[Requirements]: Check each line of the records for "name"; collect those that have it.
+++ Items +++
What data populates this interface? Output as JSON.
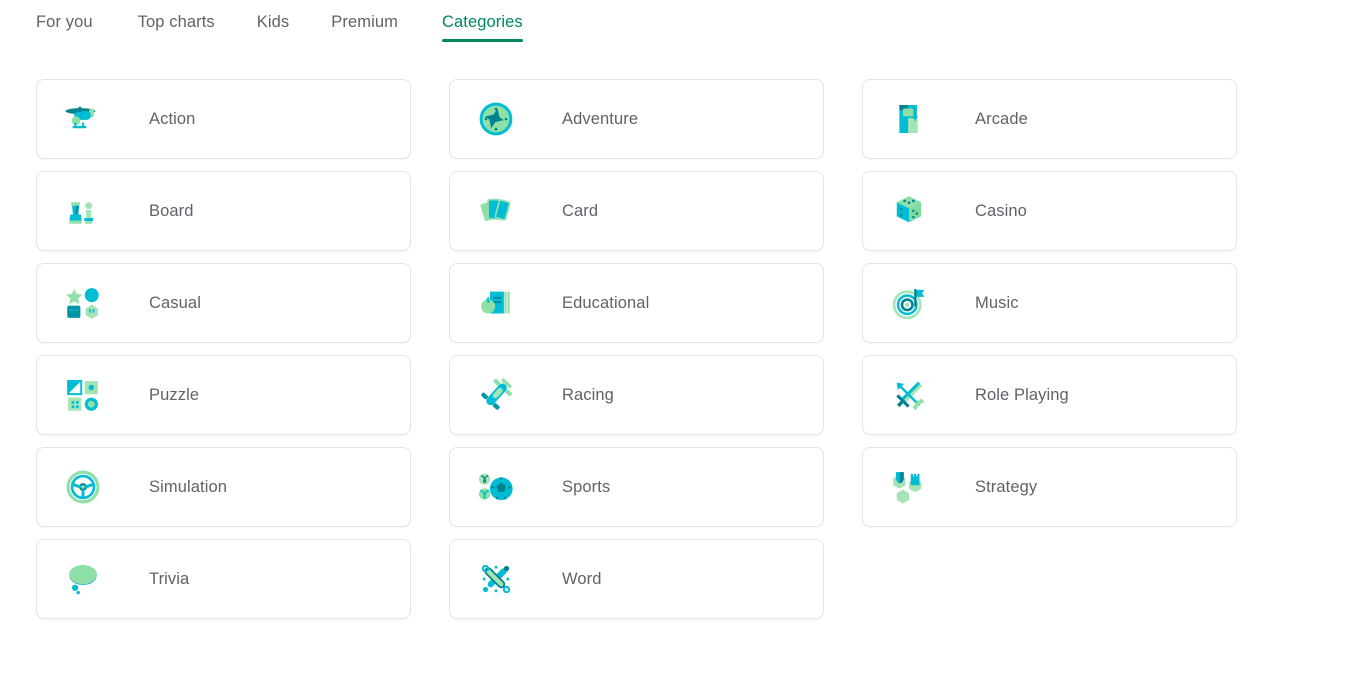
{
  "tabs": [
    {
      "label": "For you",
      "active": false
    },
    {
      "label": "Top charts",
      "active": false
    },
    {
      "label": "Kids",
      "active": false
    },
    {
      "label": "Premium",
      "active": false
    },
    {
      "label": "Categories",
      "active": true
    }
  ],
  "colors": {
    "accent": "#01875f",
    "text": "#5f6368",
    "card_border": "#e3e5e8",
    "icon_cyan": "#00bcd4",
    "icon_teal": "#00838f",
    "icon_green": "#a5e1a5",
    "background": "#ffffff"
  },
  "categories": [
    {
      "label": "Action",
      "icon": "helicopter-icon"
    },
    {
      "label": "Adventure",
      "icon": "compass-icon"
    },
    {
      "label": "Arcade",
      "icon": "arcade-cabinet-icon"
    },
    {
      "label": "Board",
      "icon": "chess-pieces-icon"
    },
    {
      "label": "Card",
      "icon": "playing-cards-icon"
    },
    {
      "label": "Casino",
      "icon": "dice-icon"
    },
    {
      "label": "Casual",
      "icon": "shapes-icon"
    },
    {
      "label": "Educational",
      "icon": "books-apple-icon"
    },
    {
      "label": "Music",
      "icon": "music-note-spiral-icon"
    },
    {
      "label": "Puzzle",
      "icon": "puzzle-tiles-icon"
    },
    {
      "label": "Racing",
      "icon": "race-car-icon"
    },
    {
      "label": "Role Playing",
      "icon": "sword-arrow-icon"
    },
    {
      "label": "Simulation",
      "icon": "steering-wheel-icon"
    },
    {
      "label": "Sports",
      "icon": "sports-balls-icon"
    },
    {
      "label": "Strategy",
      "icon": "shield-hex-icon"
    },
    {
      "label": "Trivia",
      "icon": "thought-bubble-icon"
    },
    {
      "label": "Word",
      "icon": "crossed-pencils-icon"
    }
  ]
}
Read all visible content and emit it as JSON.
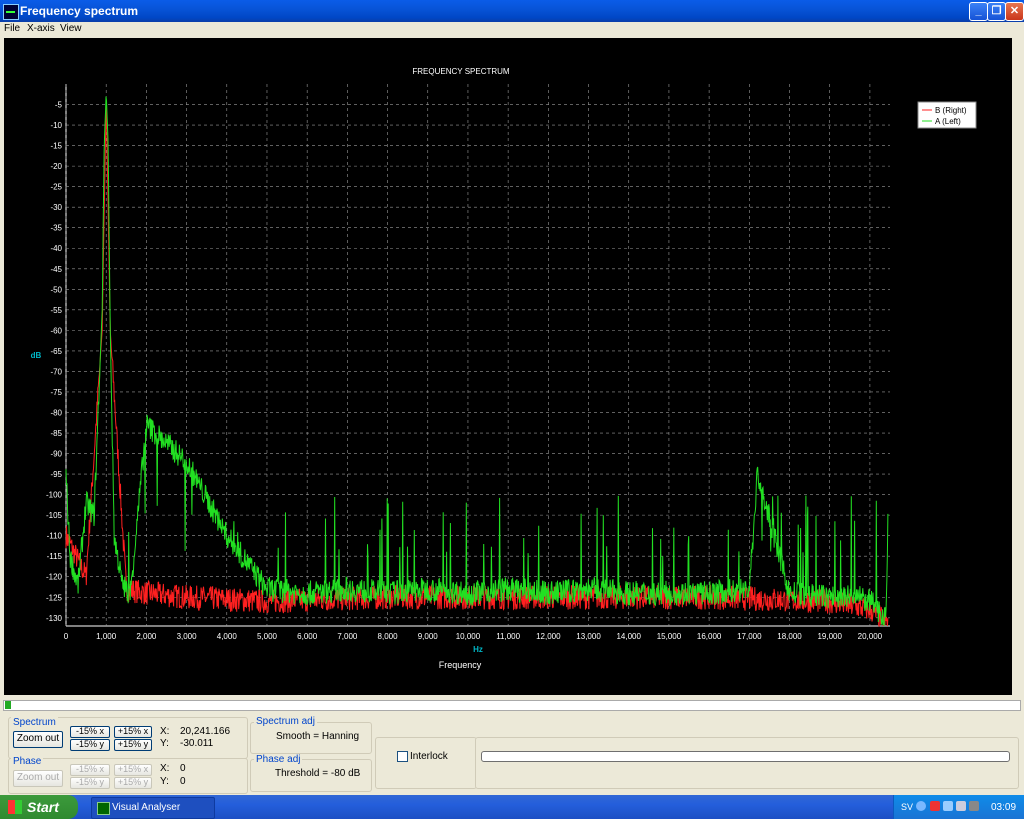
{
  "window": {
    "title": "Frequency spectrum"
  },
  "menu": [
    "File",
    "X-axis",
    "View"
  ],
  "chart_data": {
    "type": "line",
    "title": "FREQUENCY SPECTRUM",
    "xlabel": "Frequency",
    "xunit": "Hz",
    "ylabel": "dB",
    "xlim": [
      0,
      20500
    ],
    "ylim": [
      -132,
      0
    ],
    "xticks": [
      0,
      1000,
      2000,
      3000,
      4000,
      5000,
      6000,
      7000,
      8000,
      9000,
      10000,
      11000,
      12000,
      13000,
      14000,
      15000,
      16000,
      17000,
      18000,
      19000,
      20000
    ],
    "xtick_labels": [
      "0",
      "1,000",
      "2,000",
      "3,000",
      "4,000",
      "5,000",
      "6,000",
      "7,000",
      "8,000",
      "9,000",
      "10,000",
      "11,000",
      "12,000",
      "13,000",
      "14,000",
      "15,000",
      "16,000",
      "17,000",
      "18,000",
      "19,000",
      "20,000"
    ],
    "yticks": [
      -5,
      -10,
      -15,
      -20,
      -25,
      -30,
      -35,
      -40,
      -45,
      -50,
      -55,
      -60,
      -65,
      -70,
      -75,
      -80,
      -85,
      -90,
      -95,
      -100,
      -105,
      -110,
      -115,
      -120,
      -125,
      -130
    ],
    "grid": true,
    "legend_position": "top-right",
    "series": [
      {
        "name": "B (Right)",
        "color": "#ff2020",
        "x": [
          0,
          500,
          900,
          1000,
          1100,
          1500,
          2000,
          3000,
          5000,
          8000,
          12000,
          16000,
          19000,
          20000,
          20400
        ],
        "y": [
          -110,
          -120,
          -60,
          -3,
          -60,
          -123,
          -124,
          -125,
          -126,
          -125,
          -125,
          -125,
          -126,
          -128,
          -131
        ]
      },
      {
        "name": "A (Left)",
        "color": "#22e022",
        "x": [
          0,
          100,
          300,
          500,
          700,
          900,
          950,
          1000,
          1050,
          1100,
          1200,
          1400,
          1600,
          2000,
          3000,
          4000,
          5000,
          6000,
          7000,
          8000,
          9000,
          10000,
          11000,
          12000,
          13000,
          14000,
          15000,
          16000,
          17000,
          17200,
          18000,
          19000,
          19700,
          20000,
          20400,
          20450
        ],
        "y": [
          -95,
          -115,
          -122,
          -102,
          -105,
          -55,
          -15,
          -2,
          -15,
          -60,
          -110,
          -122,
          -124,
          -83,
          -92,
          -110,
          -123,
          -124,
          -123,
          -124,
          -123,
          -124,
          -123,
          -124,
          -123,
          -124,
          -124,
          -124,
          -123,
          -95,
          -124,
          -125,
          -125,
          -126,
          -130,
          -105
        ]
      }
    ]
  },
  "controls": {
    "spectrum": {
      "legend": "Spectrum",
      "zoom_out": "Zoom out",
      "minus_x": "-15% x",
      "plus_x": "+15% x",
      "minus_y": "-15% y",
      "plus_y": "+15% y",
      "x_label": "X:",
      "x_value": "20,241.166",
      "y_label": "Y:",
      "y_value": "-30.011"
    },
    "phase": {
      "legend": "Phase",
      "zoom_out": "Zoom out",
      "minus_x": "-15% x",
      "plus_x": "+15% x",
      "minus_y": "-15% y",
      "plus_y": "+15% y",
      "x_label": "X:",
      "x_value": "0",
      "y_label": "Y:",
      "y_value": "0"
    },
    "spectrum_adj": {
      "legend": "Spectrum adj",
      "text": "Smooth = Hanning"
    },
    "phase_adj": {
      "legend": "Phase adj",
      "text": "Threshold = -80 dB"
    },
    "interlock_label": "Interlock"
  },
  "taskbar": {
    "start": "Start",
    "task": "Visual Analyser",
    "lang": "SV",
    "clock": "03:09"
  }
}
+++
+++ Items +++
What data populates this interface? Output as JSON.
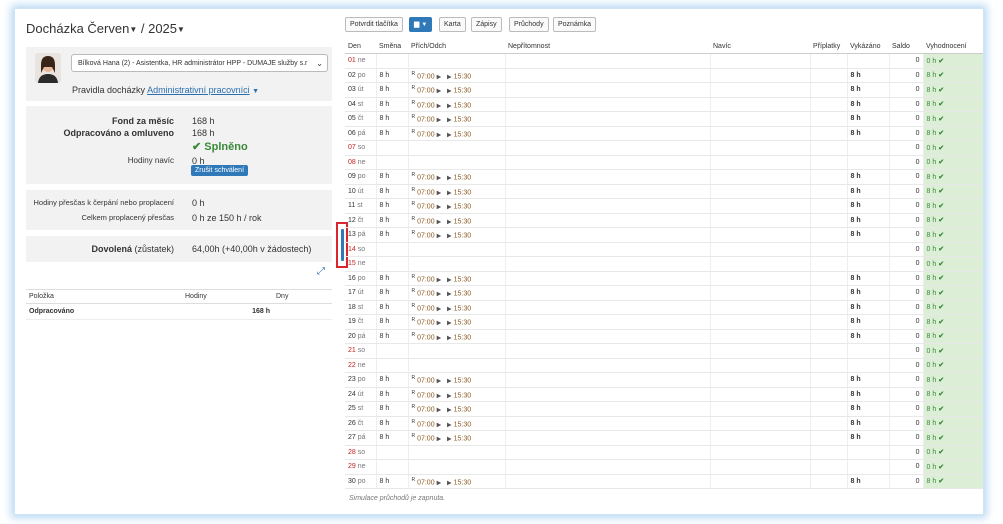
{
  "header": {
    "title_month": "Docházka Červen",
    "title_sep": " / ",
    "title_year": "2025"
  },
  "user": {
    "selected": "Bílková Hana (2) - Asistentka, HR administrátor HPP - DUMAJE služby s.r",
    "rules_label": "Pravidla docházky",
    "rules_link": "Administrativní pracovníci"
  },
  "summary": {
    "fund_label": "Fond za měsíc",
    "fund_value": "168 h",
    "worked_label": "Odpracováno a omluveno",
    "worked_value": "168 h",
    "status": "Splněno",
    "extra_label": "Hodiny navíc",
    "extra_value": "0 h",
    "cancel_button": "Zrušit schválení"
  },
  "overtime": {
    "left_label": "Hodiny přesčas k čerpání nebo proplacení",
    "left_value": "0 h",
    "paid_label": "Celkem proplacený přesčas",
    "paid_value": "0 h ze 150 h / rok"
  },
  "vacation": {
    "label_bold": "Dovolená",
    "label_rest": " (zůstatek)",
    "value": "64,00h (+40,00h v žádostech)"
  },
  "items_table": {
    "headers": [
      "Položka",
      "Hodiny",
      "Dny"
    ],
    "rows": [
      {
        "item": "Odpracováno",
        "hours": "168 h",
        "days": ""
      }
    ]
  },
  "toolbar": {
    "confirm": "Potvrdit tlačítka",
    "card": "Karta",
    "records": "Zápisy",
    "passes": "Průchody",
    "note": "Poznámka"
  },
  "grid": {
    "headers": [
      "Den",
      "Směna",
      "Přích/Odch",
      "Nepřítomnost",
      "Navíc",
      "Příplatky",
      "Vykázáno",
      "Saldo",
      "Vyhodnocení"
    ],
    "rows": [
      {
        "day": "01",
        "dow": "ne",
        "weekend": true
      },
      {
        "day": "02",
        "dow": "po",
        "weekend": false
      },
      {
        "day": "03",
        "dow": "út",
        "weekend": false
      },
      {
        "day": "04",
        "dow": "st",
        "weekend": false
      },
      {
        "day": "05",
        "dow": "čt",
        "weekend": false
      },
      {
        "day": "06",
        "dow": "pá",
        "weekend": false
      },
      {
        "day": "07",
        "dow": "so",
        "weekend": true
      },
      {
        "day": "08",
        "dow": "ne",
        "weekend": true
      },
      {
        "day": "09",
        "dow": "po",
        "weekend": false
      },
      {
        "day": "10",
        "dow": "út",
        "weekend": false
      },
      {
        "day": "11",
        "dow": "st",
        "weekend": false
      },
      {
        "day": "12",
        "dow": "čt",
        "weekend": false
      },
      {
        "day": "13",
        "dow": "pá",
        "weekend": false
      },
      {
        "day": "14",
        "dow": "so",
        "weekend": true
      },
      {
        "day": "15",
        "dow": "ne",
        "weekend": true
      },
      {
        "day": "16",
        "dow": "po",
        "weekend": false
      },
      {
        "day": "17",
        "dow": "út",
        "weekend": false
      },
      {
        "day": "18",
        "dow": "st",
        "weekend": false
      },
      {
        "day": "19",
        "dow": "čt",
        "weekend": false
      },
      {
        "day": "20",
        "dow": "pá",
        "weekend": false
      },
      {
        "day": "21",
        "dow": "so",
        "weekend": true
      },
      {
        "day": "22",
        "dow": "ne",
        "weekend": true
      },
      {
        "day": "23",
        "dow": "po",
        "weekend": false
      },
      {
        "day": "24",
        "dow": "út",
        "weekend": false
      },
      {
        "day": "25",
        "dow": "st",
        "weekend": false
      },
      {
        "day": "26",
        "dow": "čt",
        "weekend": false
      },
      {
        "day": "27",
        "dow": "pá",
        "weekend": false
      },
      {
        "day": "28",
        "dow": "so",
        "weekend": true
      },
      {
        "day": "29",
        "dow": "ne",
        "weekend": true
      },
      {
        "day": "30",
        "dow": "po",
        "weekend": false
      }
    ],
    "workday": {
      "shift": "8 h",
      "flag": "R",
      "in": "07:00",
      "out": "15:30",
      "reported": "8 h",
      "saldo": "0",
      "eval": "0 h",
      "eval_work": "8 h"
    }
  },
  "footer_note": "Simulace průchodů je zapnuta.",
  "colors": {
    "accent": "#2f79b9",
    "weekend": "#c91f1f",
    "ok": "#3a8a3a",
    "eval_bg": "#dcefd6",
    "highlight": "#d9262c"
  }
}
+++
+++ Items +++
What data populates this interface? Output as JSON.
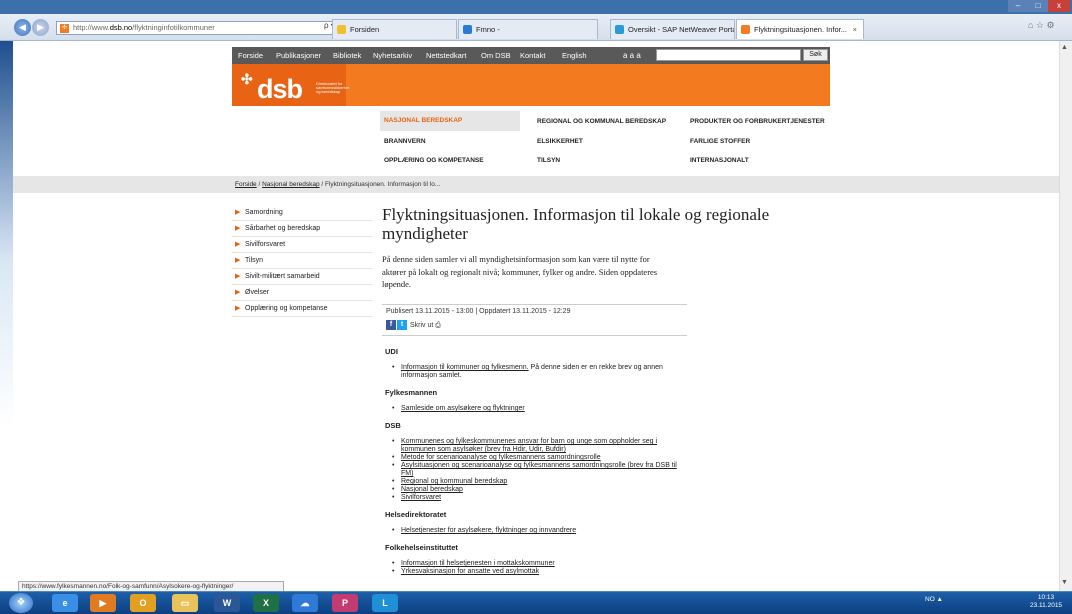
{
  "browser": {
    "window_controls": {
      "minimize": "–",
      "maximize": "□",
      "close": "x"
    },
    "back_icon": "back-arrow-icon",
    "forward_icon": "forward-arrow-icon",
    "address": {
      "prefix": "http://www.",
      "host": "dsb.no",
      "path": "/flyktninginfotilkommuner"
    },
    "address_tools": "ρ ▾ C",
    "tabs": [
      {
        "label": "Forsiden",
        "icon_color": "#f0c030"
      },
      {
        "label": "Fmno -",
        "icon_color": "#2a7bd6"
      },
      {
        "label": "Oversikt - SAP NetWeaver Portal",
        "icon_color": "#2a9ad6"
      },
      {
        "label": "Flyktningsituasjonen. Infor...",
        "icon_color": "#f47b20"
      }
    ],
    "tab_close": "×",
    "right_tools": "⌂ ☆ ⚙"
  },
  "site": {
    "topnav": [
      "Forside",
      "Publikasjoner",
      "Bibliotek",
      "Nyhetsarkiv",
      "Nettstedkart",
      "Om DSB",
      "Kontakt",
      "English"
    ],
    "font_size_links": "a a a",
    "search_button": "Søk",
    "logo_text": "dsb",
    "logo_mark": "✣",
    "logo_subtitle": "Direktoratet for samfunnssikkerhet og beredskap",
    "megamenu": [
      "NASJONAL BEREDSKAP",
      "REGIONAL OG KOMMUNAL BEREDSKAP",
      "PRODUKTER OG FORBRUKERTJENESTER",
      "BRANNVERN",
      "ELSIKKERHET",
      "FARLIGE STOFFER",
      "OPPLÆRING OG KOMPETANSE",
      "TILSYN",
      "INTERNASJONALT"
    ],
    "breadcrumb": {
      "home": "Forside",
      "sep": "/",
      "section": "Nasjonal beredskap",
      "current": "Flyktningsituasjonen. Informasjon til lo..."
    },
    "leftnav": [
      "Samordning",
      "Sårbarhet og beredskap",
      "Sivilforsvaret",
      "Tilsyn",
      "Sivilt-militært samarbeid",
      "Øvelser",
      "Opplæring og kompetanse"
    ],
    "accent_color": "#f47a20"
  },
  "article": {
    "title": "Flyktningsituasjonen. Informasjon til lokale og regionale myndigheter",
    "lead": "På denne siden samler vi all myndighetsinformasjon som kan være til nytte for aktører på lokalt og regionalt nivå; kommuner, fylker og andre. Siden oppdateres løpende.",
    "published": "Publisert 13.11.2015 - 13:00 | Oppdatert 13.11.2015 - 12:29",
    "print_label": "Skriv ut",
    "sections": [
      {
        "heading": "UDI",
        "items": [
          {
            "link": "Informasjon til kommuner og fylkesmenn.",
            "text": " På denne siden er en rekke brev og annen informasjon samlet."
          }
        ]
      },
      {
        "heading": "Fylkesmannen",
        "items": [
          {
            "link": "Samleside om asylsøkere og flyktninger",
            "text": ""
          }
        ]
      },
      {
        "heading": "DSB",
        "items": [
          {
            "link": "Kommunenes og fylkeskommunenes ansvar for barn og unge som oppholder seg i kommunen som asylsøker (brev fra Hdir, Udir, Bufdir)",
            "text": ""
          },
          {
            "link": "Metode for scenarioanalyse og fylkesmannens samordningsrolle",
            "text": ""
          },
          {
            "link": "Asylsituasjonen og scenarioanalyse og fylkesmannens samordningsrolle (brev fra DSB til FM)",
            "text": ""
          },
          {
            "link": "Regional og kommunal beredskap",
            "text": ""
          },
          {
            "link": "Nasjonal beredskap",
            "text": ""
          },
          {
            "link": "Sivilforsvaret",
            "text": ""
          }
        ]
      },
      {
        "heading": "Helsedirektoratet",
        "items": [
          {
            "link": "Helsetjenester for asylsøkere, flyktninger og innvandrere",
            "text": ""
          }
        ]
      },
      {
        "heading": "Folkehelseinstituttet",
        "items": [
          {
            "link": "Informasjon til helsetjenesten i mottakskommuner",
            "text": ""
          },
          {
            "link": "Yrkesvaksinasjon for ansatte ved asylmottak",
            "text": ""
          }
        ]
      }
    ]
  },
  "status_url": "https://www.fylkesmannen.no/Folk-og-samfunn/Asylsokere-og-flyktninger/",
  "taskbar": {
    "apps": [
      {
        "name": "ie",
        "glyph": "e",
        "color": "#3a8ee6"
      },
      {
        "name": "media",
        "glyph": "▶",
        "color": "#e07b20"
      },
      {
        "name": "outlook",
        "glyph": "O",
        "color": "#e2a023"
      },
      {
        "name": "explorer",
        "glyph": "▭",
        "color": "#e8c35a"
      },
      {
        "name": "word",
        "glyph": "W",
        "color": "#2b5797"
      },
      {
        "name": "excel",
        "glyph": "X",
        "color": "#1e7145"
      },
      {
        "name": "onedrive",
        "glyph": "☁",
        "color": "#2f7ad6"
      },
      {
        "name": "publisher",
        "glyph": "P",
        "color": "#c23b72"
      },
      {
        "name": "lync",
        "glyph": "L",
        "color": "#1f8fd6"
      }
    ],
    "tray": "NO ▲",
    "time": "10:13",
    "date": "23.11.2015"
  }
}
+++
[Answer]:
        "name": "B (Right)",
        "name": "A (Left)",
        "name": "ie",
        "name": "media",
        "name": "outlook",
        "name": "explorer",
        "name": "word",
        "name": "excel",
        "name": "onedrive",
        "name": "publisher",
        "name": "lync",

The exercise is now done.